■ TO BE DONE
Print the listing below in its entirety, character for character.

■ DATA TO PROCESS
'''

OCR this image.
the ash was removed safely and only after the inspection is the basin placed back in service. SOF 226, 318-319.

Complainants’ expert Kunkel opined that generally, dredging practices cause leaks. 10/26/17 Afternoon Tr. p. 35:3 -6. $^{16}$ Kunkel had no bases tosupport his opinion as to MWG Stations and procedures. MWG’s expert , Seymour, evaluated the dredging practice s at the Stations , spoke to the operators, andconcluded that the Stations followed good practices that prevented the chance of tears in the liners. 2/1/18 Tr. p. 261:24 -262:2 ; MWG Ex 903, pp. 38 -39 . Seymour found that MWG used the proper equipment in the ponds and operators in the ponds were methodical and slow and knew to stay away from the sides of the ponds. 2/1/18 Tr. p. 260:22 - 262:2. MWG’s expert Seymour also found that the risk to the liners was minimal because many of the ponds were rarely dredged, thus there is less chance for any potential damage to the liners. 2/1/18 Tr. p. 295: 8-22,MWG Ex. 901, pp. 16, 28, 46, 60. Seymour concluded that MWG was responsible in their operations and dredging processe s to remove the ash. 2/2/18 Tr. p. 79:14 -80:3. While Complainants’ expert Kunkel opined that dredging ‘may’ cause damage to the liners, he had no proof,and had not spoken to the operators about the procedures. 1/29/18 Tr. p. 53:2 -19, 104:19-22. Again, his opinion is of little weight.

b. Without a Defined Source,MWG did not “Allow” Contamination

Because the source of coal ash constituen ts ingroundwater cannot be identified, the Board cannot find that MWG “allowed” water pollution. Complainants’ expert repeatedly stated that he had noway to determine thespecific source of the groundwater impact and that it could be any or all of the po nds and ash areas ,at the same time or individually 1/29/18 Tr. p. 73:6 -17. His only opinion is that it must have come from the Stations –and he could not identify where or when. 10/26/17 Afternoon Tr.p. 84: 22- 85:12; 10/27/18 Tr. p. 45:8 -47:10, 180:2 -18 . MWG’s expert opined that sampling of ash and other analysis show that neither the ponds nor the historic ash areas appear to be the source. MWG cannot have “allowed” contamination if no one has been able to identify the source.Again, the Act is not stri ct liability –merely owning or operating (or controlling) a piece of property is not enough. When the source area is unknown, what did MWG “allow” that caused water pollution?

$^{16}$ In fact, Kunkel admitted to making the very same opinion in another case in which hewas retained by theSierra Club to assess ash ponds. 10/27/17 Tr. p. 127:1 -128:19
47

'''

■ RESULT
OCR this image.
the ash was removed safely and only after the inspection is the basin placed back in service. SOF 226, 318-319.

Complainants’ expert Kunkel opined that generally, dredging practices cause leaks. 10/26/17 Afternoon Tr. p. 35:3 -6. $^{16}$ Kunkel had no bases tosupport his opinion as to MWG Stations and procedures. MWG’s expert , Seymour, evaluated the dredging practice s at the Stations , spoke to the operators, andconcluded that the Stations followed good practices that prevented the chance of tears in the liners. 2/1/18 Tr. p. 261:24 -262:2 ; MWG Ex 903, pp. 38 -39 . Seymour found that MWG used the proper equipment in the ponds and operators in the ponds were methodical and slow and knew to stay away from the sides of the ponds. 2/1/18 Tr. p. 260:22 - 262:2. MWG’s expert Seymour also found that the risk to the liners was minimal because many of the ponds were rarely dredged, thus there is less chance for any potential damage to the liners. 2/1/18 Tr. p. 295: 8-22,MWG Ex. 901, pp. 16, 28, 46, 60. Seymour concluded that MWG was responsible in their operations and dredging processe s to remove the ash. 2/2/18 Tr. p. 79:14 -80:3. While Complainants’ expert Kunkel opined that dredging ‘may’ cause damage to the liners, he had no proof,and had not spoken to the operators about the procedures. 1/29/18 Tr. p. 53:2 -19, 104:19-22. Again, his opinion is of little weight.

b. Without a Defined Source,MWG did not “Allow” Contamination

Because the source of coal ash constituen ts ingroundwater cannot be identified, the Board cannot find that MWG “allowed” water pollution. Complainants’ expert repeatedly stated that he had noway to determine thespecific source of the groundwater impact and that it could be any or all of the po nds and ash areas ,at the same time or individually 1/29/18 Tr. p. 73:6 -17. His only opinion is that it must have come from the Stations –and he could not identify where or when. 10/26/17 Afternoon Tr.p. 84: 22- 85:12; 10/27/18 Tr. p. 45:8 -47:10, 180:2 -18 . MWG’s expert opined that sampling of ash and other analysis show that neither the ponds nor the historic ash areas appear to be the source. MWG cannot have “allowed” contamination if no one has been able to identify the source.Again, the Act is not stri ct liability –merely owning or operating (or controlling) a piece of property is not enough. When the source area is unknown, what did MWG “allow” that caused water pollution?

$^{16}$ In fact, Kunkel admitted to making the very same opinion in another case in which hewas retained by theSierra Club to assess ash ponds. 10/27/17 Tr. p. 127:1 -128:19
47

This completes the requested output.